* _Task brief_
Nothing in the data should change when you return it, but leave the pictures out.

☆ ☆ ☆ ☆

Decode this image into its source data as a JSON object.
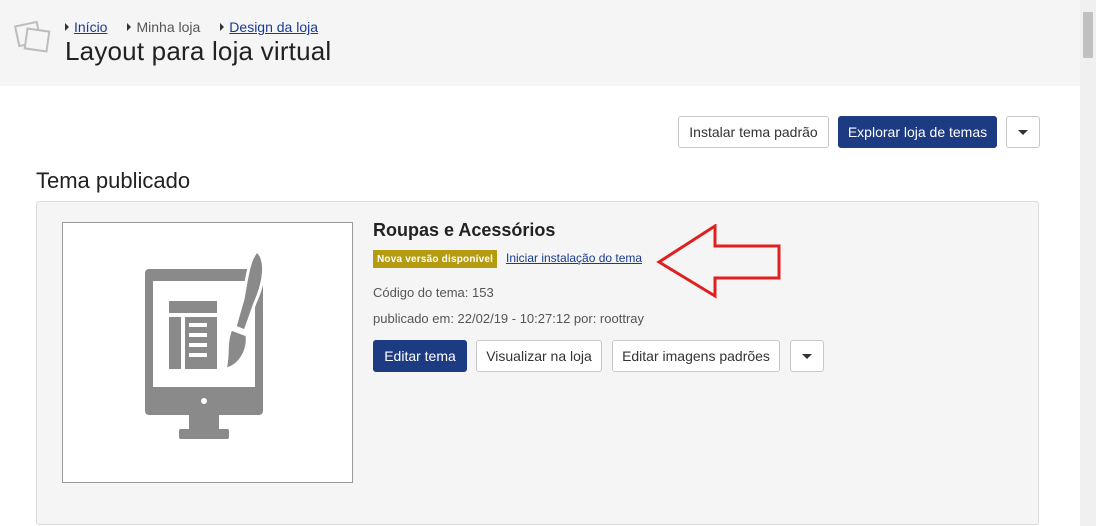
{
  "header": {
    "breadcrumb": [
      {
        "label": "Início",
        "link": true
      },
      {
        "label": "Minha loja",
        "link": false
      },
      {
        "label": "Design da loja",
        "link": true
      }
    ],
    "title": "Layout para loja virtual",
    "logo_icon": "stacked-pages-icon"
  },
  "actions": {
    "install_default": "Instalar tema padrão",
    "explore_store": "Explorar loja de temas",
    "more_icon": "caret-down-icon"
  },
  "published": {
    "section_title": "Tema publicado",
    "theme_name": "Roupas e Acessórios",
    "badge": "Nova versão disponível",
    "install_link": "Iniciar instalação do tema",
    "code": "Código do tema: 153",
    "published_at": "publicado em: 22/02/19 - 10:27:12 por: roottray",
    "buttons": {
      "edit": "Editar tema",
      "view": "Visualizar na loja",
      "edit_images": "Editar imagens padrões"
    },
    "thumbnail_icon": "monitor-paintbrush-icon"
  },
  "colors": {
    "primary": "#1d3b82",
    "badge": "#b59b10",
    "annotation_arrow": "#e02020"
  }
}
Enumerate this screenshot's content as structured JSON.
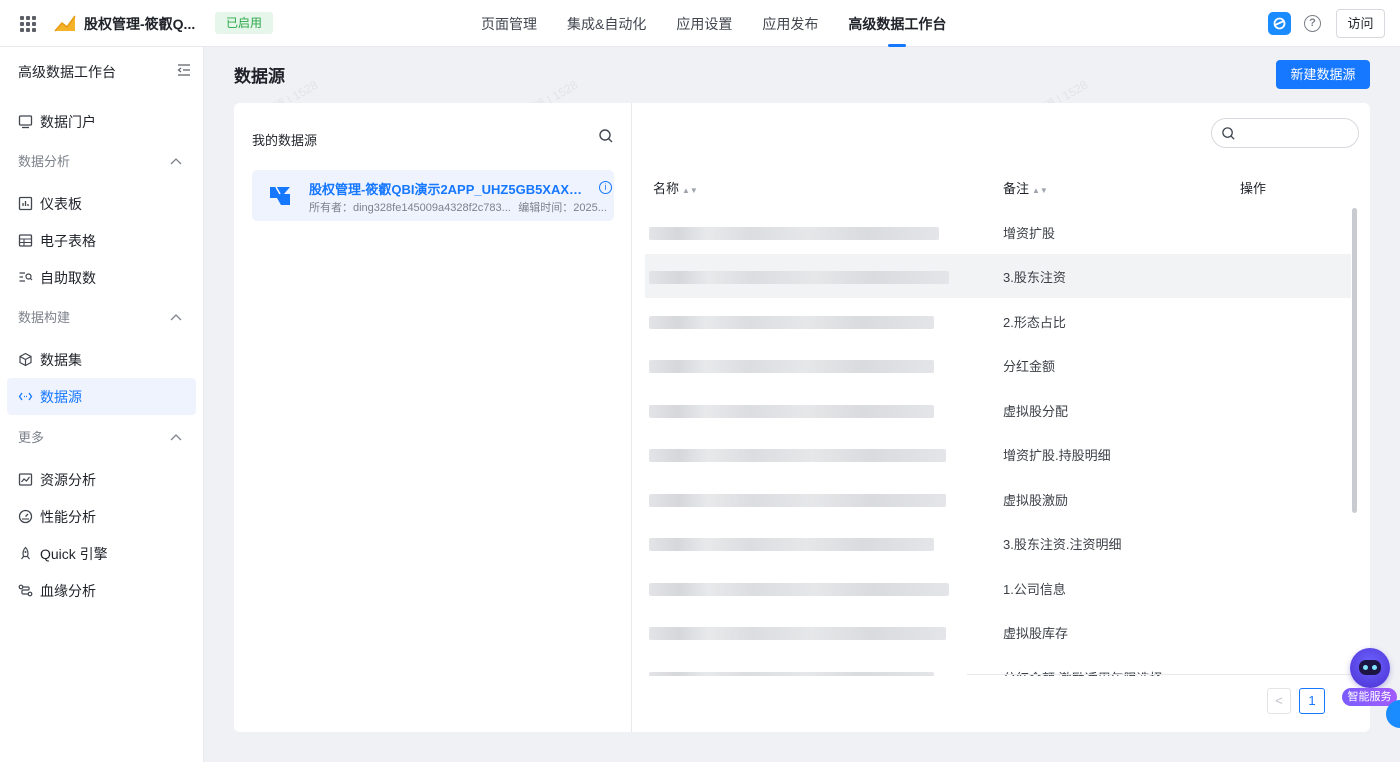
{
  "topbar": {
    "app_title": "股权管理-筱叡Q...",
    "status": "已启用",
    "nav": [
      {
        "label": "页面管理",
        "active": false
      },
      {
        "label": "集成&自动化",
        "active": false
      },
      {
        "label": "应用设置",
        "active": false
      },
      {
        "label": "应用发布",
        "active": false
      },
      {
        "label": "高级数据工作台",
        "active": true
      }
    ],
    "visit_label": "访问",
    "help_glyph": "?"
  },
  "sidebar": {
    "title": "高级数据工作台",
    "portal": "数据门户",
    "group_analysis": "数据分析",
    "dashboard": "仪表板",
    "spreadsheet": "电子表格",
    "self_fetch": "自助取数",
    "group_build": "数据构建",
    "dataset": "数据集",
    "datasource": "数据源",
    "group_more": "更多",
    "resource": "资源分析",
    "performance": "性能分析",
    "quick": "Quick 引擎",
    "lineage": "血缘分析"
  },
  "main": {
    "page_title": "数据源",
    "new_button": "新建数据源",
    "my_datasources": "我的数据源",
    "card": {
      "name": "股权管理-筱叡QBI演示2APP_UHZ5GB5XAXQ...",
      "owner": "所有者：ding328fe145009a4328f2c783...",
      "edit_time": "编辑时间：2025...",
      "info_glyph": "i"
    },
    "table": {
      "col_name": "名称",
      "col_remark": "备注",
      "col_action": "操作",
      "rows": [
        {
          "remark": "增资扩股"
        },
        {
          "remark": "3.股东注资"
        },
        {
          "remark": "2.形态占比"
        },
        {
          "remark": "分红金额"
        },
        {
          "remark": "虚拟股分配"
        },
        {
          "remark": "增资扩股.持股明细"
        },
        {
          "remark": "虚拟股激励"
        },
        {
          "remark": "3.股东注资.注资明细"
        },
        {
          "remark": "1.公司信息"
        },
        {
          "remark": "虚拟股库存"
        },
        {
          "remark": "分红金额.激励适用年限选择"
        }
      ]
    },
    "pager": {
      "prev": "<",
      "current": "1"
    }
  },
  "assistant": {
    "label": "智能服务"
  },
  "colors": {
    "accent": "#1677ff",
    "status_green": "#2ba84a"
  }
}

☆ ☆ ☆ ☆

* _Finished task_
Decode this image into its source data as a JSON object.
{
  "header": {
    "breadcrumb": [
      {
        "label": "Início",
        "link": true
      },
      {
        "label": "Minha loja",
        "link": false
      },
      {
        "label": "Design da loja",
        "link": true
      }
    ],
    "title": "Layout para loja virtual",
    "logo_icon": "stacked-pages-icon"
  },
  "actions": {
    "install_default": "Instalar tema padrão",
    "explore_store": "Explorar loja de temas",
    "more_icon": "caret-down-icon"
  },
  "published": {
    "section_title": "Tema publicado",
    "theme_name": "Roupas e Acessórios",
    "badge": "Nova versão disponível",
    "install_link": "Iniciar instalação do tema",
    "code": "Código do tema: 153",
    "published_at": "publicado em: 22/02/19 - 10:27:12 por: roottray",
    "buttons": {
      "edit": "Editar tema",
      "view": "Visualizar na loja",
      "edit_images": "Editar imagens padrões"
    },
    "thumbnail_icon": "monitor-paintbrush-icon"
  },
  "colors": {
    "primary": "#1d3b82",
    "badge": "#b59b10",
    "annotation_arrow": "#e02020"
  }
}
Enumerate this screenshot's content as structured JSON.
{
  "topbar": {
    "app_title": "股权管理-筱叡Q...",
    "status": "已启用",
    "nav": [
      {
        "label": "页面管理",
        "active": false
      },
      {
        "label": "集成&自动化",
        "active": false
      },
      {
        "label": "应用设置",
        "active": false
      },
      {
        "label": "应用发布",
        "active": false
      },
      {
        "label": "高级数据工作台",
        "active": true
      }
    ],
    "visit_label": "访问",
    "help_glyph": "?"
  },
  "sidebar": {
    "title": "高级数据工作台",
    "portal": "数据门户",
    "group_analysis": "数据分析",
    "dashboard": "仪表板",
    "spreadsheet": "电子表格",
    "self_fetch": "自助取数",
    "group_build": "数据构建",
    "dataset": "数据集",
    "datasource": "数据源",
    "group_more": "更多",
    "resource": "资源分析",
    "performance": "性能分析",
    "quick": "Quick 引擎",
    "lineage": "血缘分析"
  },
  "main": {
    "page_title": "数据源",
    "new_button": "新建数据源",
    "my_datasources": "我的数据源",
    "card": {
      "name": "股权管理-筱叡QBI演示2APP_UHZ5GB5XAXQ...",
      "owner": "所有者：ding328fe145009a4328f2c783...",
      "edit_time": "编辑时间：2025...",
      "info_glyph": "i"
    },
    "table": {
      "col_name": "名称",
      "col_remark": "备注",
      "col_action": "操作",
      "rows": [
        {
          "remark": "增资扩股"
        },
        {
          "remark": "3.股东注资"
        },
        {
          "remark": "2.形态占比"
        },
        {
          "remark": "分红金额"
        },
        {
          "remark": "虚拟股分配"
        },
        {
          "remark": "增资扩股.持股明细"
        },
        {
          "remark": "虚拟股激励"
        },
        {
          "remark": "3.股东注资.注资明细"
        },
        {
          "remark": "1.公司信息"
        },
        {
          "remark": "虚拟股库存"
        },
        {
          "remark": "分红金额.激励适用年限选择"
        }
      ]
    },
    "pager": {
      "prev": "<",
      "current": "1"
    }
  },
  "assistant": {
    "label": "智能服务"
  },
  "colors": {
    "accent": "#1677ff",
    "status_green": "#2ba84a"
  }
}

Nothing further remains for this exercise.